[What the exercise asks] Among the lines listed below, count those that include the string "загрязнения", and state only the count.

Stored entries
***
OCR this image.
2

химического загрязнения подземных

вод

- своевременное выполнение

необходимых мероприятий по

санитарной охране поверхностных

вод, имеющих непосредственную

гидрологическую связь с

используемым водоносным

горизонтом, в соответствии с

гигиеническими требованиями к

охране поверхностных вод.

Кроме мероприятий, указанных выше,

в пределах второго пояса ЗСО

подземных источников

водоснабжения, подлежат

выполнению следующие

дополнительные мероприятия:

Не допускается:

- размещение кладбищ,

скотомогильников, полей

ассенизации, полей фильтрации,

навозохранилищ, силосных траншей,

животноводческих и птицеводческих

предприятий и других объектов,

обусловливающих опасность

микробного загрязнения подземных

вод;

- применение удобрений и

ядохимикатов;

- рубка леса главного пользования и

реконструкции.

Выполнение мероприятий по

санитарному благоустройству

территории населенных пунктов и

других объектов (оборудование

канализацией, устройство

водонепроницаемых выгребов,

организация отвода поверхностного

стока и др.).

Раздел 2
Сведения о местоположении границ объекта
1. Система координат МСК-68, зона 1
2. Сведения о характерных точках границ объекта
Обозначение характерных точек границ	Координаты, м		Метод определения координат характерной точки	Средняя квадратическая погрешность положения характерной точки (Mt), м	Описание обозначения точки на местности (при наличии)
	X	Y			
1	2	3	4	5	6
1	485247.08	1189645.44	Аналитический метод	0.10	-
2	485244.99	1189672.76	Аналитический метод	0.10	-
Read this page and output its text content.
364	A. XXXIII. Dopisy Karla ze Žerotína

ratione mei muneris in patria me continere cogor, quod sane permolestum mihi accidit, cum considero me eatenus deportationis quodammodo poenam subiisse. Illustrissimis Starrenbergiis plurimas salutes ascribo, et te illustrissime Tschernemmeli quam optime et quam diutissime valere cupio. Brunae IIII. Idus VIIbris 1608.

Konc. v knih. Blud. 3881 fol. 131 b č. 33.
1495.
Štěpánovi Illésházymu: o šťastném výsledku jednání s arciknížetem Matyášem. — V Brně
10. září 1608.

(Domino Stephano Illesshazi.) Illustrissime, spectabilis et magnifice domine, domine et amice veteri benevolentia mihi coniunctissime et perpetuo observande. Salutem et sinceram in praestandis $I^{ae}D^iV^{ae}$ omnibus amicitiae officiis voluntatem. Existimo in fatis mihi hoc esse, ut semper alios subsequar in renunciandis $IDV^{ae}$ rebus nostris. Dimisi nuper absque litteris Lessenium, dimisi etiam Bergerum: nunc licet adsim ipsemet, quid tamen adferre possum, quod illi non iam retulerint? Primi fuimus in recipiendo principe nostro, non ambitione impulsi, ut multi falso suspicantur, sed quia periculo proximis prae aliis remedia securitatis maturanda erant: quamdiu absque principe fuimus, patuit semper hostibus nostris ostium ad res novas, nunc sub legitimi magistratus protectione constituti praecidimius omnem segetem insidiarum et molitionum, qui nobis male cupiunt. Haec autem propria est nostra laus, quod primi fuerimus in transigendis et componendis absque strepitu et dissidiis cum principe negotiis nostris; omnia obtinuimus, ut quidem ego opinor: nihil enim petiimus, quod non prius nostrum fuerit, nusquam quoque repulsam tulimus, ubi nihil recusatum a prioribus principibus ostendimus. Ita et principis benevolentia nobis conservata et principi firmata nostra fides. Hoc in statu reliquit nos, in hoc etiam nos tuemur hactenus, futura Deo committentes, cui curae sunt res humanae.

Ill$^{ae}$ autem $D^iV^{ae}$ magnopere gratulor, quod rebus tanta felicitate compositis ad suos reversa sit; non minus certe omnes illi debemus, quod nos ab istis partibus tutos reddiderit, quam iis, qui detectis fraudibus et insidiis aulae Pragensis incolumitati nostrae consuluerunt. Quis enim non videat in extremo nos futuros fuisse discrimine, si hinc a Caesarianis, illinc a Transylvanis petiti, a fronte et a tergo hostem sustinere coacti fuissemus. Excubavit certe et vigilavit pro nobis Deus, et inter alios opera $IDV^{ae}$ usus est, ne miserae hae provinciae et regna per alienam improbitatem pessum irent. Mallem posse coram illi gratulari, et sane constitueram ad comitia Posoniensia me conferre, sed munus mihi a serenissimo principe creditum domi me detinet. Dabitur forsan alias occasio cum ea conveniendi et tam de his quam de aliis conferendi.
***
[Answer to this problem] 2